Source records
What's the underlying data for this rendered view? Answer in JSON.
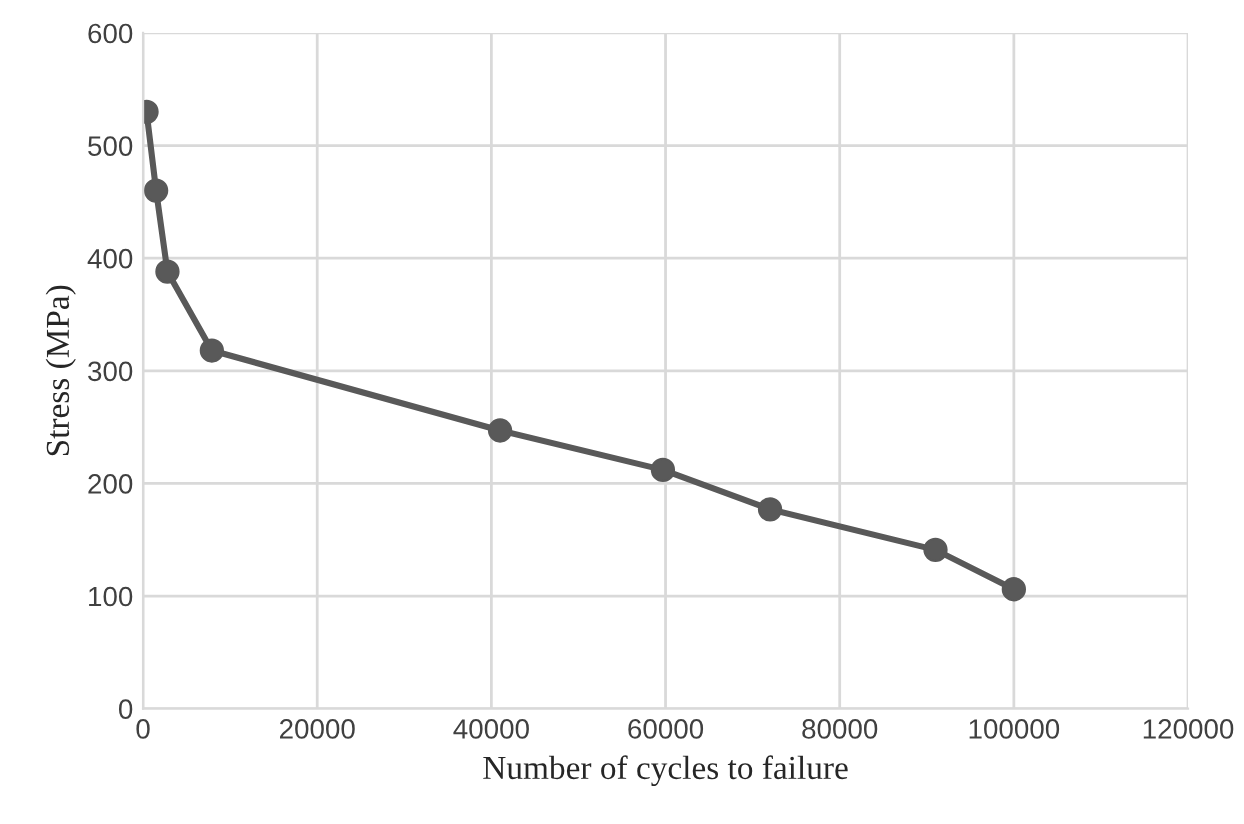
{
  "chart_data": {
    "type": "line",
    "xlabel": "Number of cycles to failure",
    "ylabel": "Stress (MPa)",
    "x": [
      400,
      1500,
      2800,
      7900,
      41000,
      59700,
      72000,
      91000,
      100000
    ],
    "series": [
      {
        "color": "#595959",
        "values": [
          530,
          460,
          388,
          318,
          247,
          212,
          177,
          141,
          106
        ]
      }
    ],
    "xlim": [
      0,
      120000
    ],
    "xticks": [
      0,
      20000,
      40000,
      60000,
      80000,
      100000,
      120000
    ],
    "ylim": [
      0,
      600
    ],
    "yticks": [
      0,
      100,
      200,
      300,
      400,
      500,
      600
    ],
    "grid": true,
    "marker": "circle",
    "line_style": "solid"
  }
}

## Task
Except for the pictures, print the data above exactly.

## Output of the task
What's the underlying data for this rendered view? Answer in JSON.
{
  "chart_data": {
    "type": "line",
    "xlabel": "Number of cycles to failure",
    "ylabel": "Stress (MPa)",
    "x": [
      400,
      1500,
      2800,
      7900,
      41000,
      59700,
      72000,
      91000,
      100000
    ],
    "series": [
      {
        "color": "#595959",
        "values": [
          530,
          460,
          388,
          318,
          247,
          212,
          177,
          141,
          106
        ]
      }
    ],
    "xlim": [
      0,
      120000
    ],
    "xticks": [
      0,
      20000,
      40000,
      60000,
      80000,
      100000,
      120000
    ],
    "ylim": [
      0,
      600
    ],
    "yticks": [
      0,
      100,
      200,
      300,
      400,
      500,
      600
    ],
    "grid": true,
    "marker": "circle",
    "line_style": "solid"
  }
}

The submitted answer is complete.